>> Start

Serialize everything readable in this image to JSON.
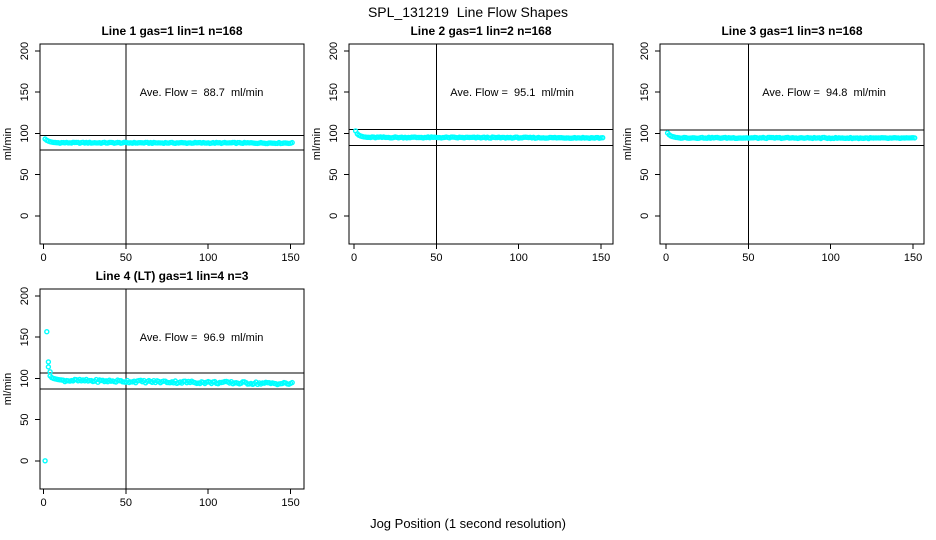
{
  "page": {
    "title": "SPL_131219  Line Flow Shapes",
    "xlabel": "Jog Position (1 second resolution)",
    "background": "#ffffff",
    "text_color": "#000000"
  },
  "style": {
    "point_color": "#00ffff",
    "line_color": "#000000"
  },
  "chart_data": [
    {
      "type": "scatter",
      "title": "Line 1 gas=1 lin=1 n=168",
      "annotation": "Ave. Flow =  88.7  ml/min",
      "ave_flow_ml_min": 88.7,
      "n": 168,
      "ylabel": "ml/min",
      "x_ticks": [
        0,
        50,
        100,
        150
      ],
      "y_ticks": [
        0,
        50,
        100,
        150,
        200
      ],
      "xlim": [
        -2,
        158
      ],
      "ylim": [
        -34,
        209
      ],
      "grid": false,
      "vline_x": 50,
      "ref_lines": [
        97.6,
        79.8
      ],
      "annotation_pos": {
        "x": 96,
        "y": 150
      },
      "transient_points": [
        [
          1,
          93.2
        ],
        [
          2,
          91.6
        ],
        [
          3,
          90.6
        ],
        [
          4,
          89.9
        ],
        [
          5,
          89.4
        ],
        [
          6,
          89.1
        ],
        [
          7,
          88.9
        ],
        [
          8,
          88.7
        ]
      ],
      "steady_segment": {
        "x_from": 9,
        "x_to": 151,
        "y_start": 88.7,
        "y_end": 88.3,
        "noise": 0.6
      }
    },
    {
      "type": "scatter",
      "title": "Line 2 gas=1 lin=2 n=168",
      "annotation": "Ave. Flow =  95.1  ml/min",
      "ave_flow_ml_min": 95.1,
      "n": 168,
      "ylabel": "ml/min",
      "x_ticks": [
        0,
        50,
        100,
        150
      ],
      "y_ticks": [
        0,
        50,
        100,
        150,
        200
      ],
      "xlim": [
        -2,
        158
      ],
      "ylim": [
        -34,
        209
      ],
      "grid": false,
      "vline_x": 50,
      "ref_lines": [
        104.6,
        85.6
      ],
      "annotation_pos": {
        "x": 96,
        "y": 150
      },
      "transient_points": [
        [
          1,
          103.0
        ],
        [
          2,
          99.5
        ],
        [
          3,
          97.8
        ],
        [
          4,
          96.8
        ],
        [
          5,
          96.2
        ],
        [
          6,
          95.8
        ],
        [
          7,
          95.5
        ],
        [
          8,
          95.3
        ]
      ],
      "steady_segment": {
        "x_from": 9,
        "x_to": 151,
        "y_start": 95.2,
        "y_end": 94.6,
        "noise": 0.6
      }
    },
    {
      "type": "scatter",
      "title": "Line 3 gas=1 lin=3 n=168",
      "annotation": "Ave. Flow =  94.8  ml/min",
      "ave_flow_ml_min": 94.8,
      "n": 168,
      "ylabel": "ml/min",
      "x_ticks": [
        0,
        50,
        100,
        150
      ],
      "y_ticks": [
        0,
        50,
        100,
        150,
        200
      ],
      "xlim": [
        -2,
        158
      ],
      "ylim": [
        -34,
        209
      ],
      "grid": false,
      "vline_x": 50,
      "ref_lines": [
        104.3,
        85.3
      ],
      "annotation_pos": {
        "x": 96,
        "y": 150
      },
      "transient_points": [
        [
          1,
          100.5
        ],
        [
          2,
          98.3
        ],
        [
          3,
          96.9
        ],
        [
          4,
          96.1
        ],
        [
          5,
          95.6
        ],
        [
          6,
          95.2
        ],
        [
          7,
          94.9
        ],
        [
          8,
          94.7
        ]
      ],
      "steady_segment": {
        "x_from": 9,
        "x_to": 151,
        "y_start": 94.7,
        "y_end": 94.2,
        "noise": 0.6
      }
    },
    {
      "type": "scatter",
      "title": "Line 4 (LT) gas=1 lin=4 n=3",
      "annotation": "Ave. Flow =  96.9  ml/min",
      "ave_flow_ml_min": 96.9,
      "n": 3,
      "ylabel": "ml/min",
      "x_ticks": [
        0,
        50,
        100,
        150
      ],
      "y_ticks": [
        0,
        50,
        100,
        150,
        200
      ],
      "xlim": [
        -2,
        158
      ],
      "ylim": [
        -34,
        209
      ],
      "grid": false,
      "vline_x": 50,
      "ref_lines": [
        106.6,
        87.2
      ],
      "annotation_pos": {
        "x": 96,
        "y": 150
      },
      "transient_points": [
        [
          1,
          0
        ],
        [
          2,
          156.7
        ],
        [
          3,
          120
        ],
        [
          3,
          114
        ],
        [
          4,
          108
        ],
        [
          4,
          103
        ],
        [
          5,
          101
        ],
        [
          6,
          100
        ],
        [
          7,
          99.5
        ],
        [
          8,
          99
        ],
        [
          9,
          98.6
        ],
        [
          10,
          98.3
        ],
        [
          11,
          98
        ],
        [
          12,
          97.8
        ]
      ],
      "steady_segment": {
        "x_from": 13,
        "x_to": 151,
        "y_start": 97.6,
        "y_end": 93.6,
        "noise": 1.6
      }
    }
  ]
}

>> End

**Task details:**
Output all of the entries verbatim, leaving out any images.

**Solution to this problem:**
Serialize everything readable in this image to JSON.
{
  "page": {
    "title": "SPL_131219  Line Flow Shapes",
    "xlabel": "Jog Position (1 second resolution)",
    "background": "#ffffff",
    "text_color": "#000000"
  },
  "style": {
    "point_color": "#00ffff",
    "line_color": "#000000"
  },
  "chart_data": [
    {
      "type": "scatter",
      "title": "Line 1 gas=1 lin=1 n=168",
      "annotation": "Ave. Flow =  88.7  ml/min",
      "ave_flow_ml_min": 88.7,
      "n": 168,
      "ylabel": "ml/min",
      "x_ticks": [
        0,
        50,
        100,
        150
      ],
      "y_ticks": [
        0,
        50,
        100,
        150,
        200
      ],
      "xlim": [
        -2,
        158
      ],
      "ylim": [
        -34,
        209
      ],
      "grid": false,
      "vline_x": 50,
      "ref_lines": [
        97.6,
        79.8
      ],
      "annotation_pos": {
        "x": 96,
        "y": 150
      },
      "transient_points": [
        [
          1,
          93.2
        ],
        [
          2,
          91.6
        ],
        [
          3,
          90.6
        ],
        [
          4,
          89.9
        ],
        [
          5,
          89.4
        ],
        [
          6,
          89.1
        ],
        [
          7,
          88.9
        ],
        [
          8,
          88.7
        ]
      ],
      "steady_segment": {
        "x_from": 9,
        "x_to": 151,
        "y_start": 88.7,
        "y_end": 88.3,
        "noise": 0.6
      }
    },
    {
      "type": "scatter",
      "title": "Line 2 gas=1 lin=2 n=168",
      "annotation": "Ave. Flow =  95.1  ml/min",
      "ave_flow_ml_min": 95.1,
      "n": 168,
      "ylabel": "ml/min",
      "x_ticks": [
        0,
        50,
        100,
        150
      ],
      "y_ticks": [
        0,
        50,
        100,
        150,
        200
      ],
      "xlim": [
        -2,
        158
      ],
      "ylim": [
        -34,
        209
      ],
      "grid": false,
      "vline_x": 50,
      "ref_lines": [
        104.6,
        85.6
      ],
      "annotation_pos": {
        "x": 96,
        "y": 150
      },
      "transient_points": [
        [
          1,
          103.0
        ],
        [
          2,
          99.5
        ],
        [
          3,
          97.8
        ],
        [
          4,
          96.8
        ],
        [
          5,
          96.2
        ],
        [
          6,
          95.8
        ],
        [
          7,
          95.5
        ],
        [
          8,
          95.3
        ]
      ],
      "steady_segment": {
        "x_from": 9,
        "x_to": 151,
        "y_start": 95.2,
        "y_end": 94.6,
        "noise": 0.6
      }
    },
    {
      "type": "scatter",
      "title": "Line 3 gas=1 lin=3 n=168",
      "annotation": "Ave. Flow =  94.8  ml/min",
      "ave_flow_ml_min": 94.8,
      "n": 168,
      "ylabel": "ml/min",
      "x_ticks": [
        0,
        50,
        100,
        150
      ],
      "y_ticks": [
        0,
        50,
        100,
        150,
        200
      ],
      "xlim": [
        -2,
        158
      ],
      "ylim": [
        -34,
        209
      ],
      "grid": false,
      "vline_x": 50,
      "ref_lines": [
        104.3,
        85.3
      ],
      "annotation_pos": {
        "x": 96,
        "y": 150
      },
      "transient_points": [
        [
          1,
          100.5
        ],
        [
          2,
          98.3
        ],
        [
          3,
          96.9
        ],
        [
          4,
          96.1
        ],
        [
          5,
          95.6
        ],
        [
          6,
          95.2
        ],
        [
          7,
          94.9
        ],
        [
          8,
          94.7
        ]
      ],
      "steady_segment": {
        "x_from": 9,
        "x_to": 151,
        "y_start": 94.7,
        "y_end": 94.2,
        "noise": 0.6
      }
    },
    {
      "type": "scatter",
      "title": "Line 4 (LT) gas=1 lin=4 n=3",
      "annotation": "Ave. Flow =  96.9  ml/min",
      "ave_flow_ml_min": 96.9,
      "n": 3,
      "ylabel": "ml/min",
      "x_ticks": [
        0,
        50,
        100,
        150
      ],
      "y_ticks": [
        0,
        50,
        100,
        150,
        200
      ],
      "xlim": [
        -2,
        158
      ],
      "ylim": [
        -34,
        209
      ],
      "grid": false,
      "vline_x": 50,
      "ref_lines": [
        106.6,
        87.2
      ],
      "annotation_pos": {
        "x": 96,
        "y": 150
      },
      "transient_points": [
        [
          1,
          0
        ],
        [
          2,
          156.7
        ],
        [
          3,
          120
        ],
        [
          3,
          114
        ],
        [
          4,
          108
        ],
        [
          4,
          103
        ],
        [
          5,
          101
        ],
        [
          6,
          100
        ],
        [
          7,
          99.5
        ],
        [
          8,
          99
        ],
        [
          9,
          98.6
        ],
        [
          10,
          98.3
        ],
        [
          11,
          98
        ],
        [
          12,
          97.8
        ]
      ],
      "steady_segment": {
        "x_from": 13,
        "x_to": 151,
        "y_start": 97.6,
        "y_end": 93.6,
        "noise": 1.6
      }
    }
  ]
}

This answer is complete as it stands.